- _WHAT YOU NEED TO DO_
The records below must be transcribed exactly. Do not include the pictures.

- _RECORDS PROVIDED_
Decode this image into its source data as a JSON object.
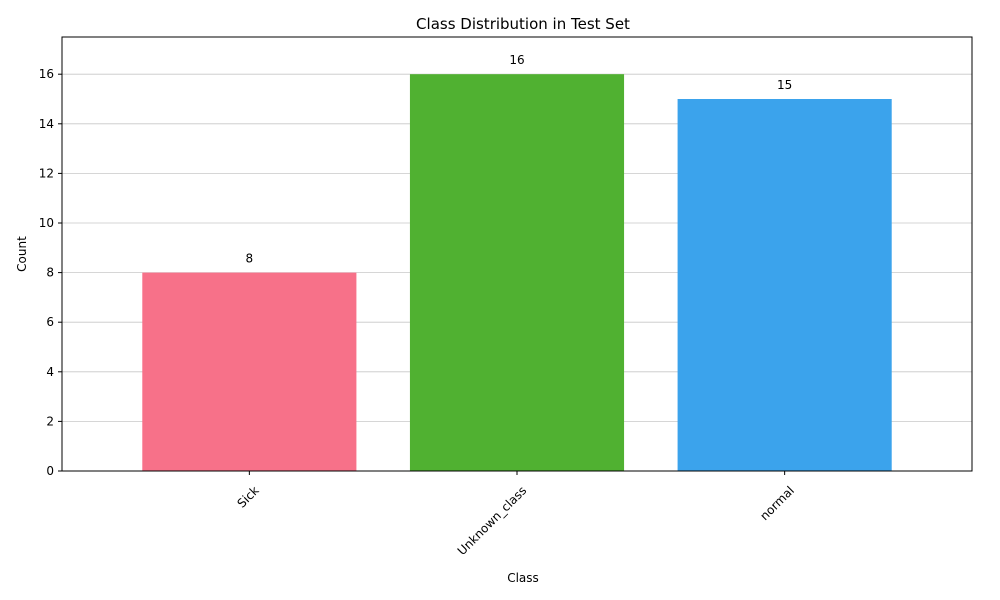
{
  "chart_data": {
    "type": "bar",
    "title": "Class Distribution in Test Set",
    "xlabel": "Class",
    "ylabel": "Count",
    "categories": [
      "Sick",
      "Unknown_class",
      "normal"
    ],
    "values": [
      8,
      16,
      15
    ],
    "data_labels": [
      "8",
      "16",
      "15"
    ],
    "colors": [
      "#f77189",
      "#50b131",
      "#3ba3ec"
    ],
    "ylim": [
      0,
      17.5
    ],
    "yticks": [
      0,
      2,
      4,
      6,
      8,
      10,
      12,
      14,
      16
    ],
    "ytick_labels": [
      "0",
      "2",
      "4",
      "6",
      "8",
      "10",
      "12",
      "14",
      "16"
    ],
    "xtick_rotation_deg": 45,
    "grid": "y",
    "legend": "none"
  }
}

- _RESPONSE_
Decode this image into its source data as a JSON object.
{
  "chart_data": {
    "type": "bar",
    "title": "Class Distribution in Test Set",
    "xlabel": "Class",
    "ylabel": "Count",
    "categories": [
      "Sick",
      "Unknown_class",
      "normal"
    ],
    "values": [
      8,
      16,
      15
    ],
    "data_labels": [
      "8",
      "16",
      "15"
    ],
    "colors": [
      "#f77189",
      "#50b131",
      "#3ba3ec"
    ],
    "ylim": [
      0,
      17.5
    ],
    "yticks": [
      0,
      2,
      4,
      6,
      8,
      10,
      12,
      14,
      16
    ],
    "ytick_labels": [
      "0",
      "2",
      "4",
      "6",
      "8",
      "10",
      "12",
      "14",
      "16"
    ],
    "xtick_rotation_deg": 45,
    "grid": "y",
    "legend": "none"
  }
}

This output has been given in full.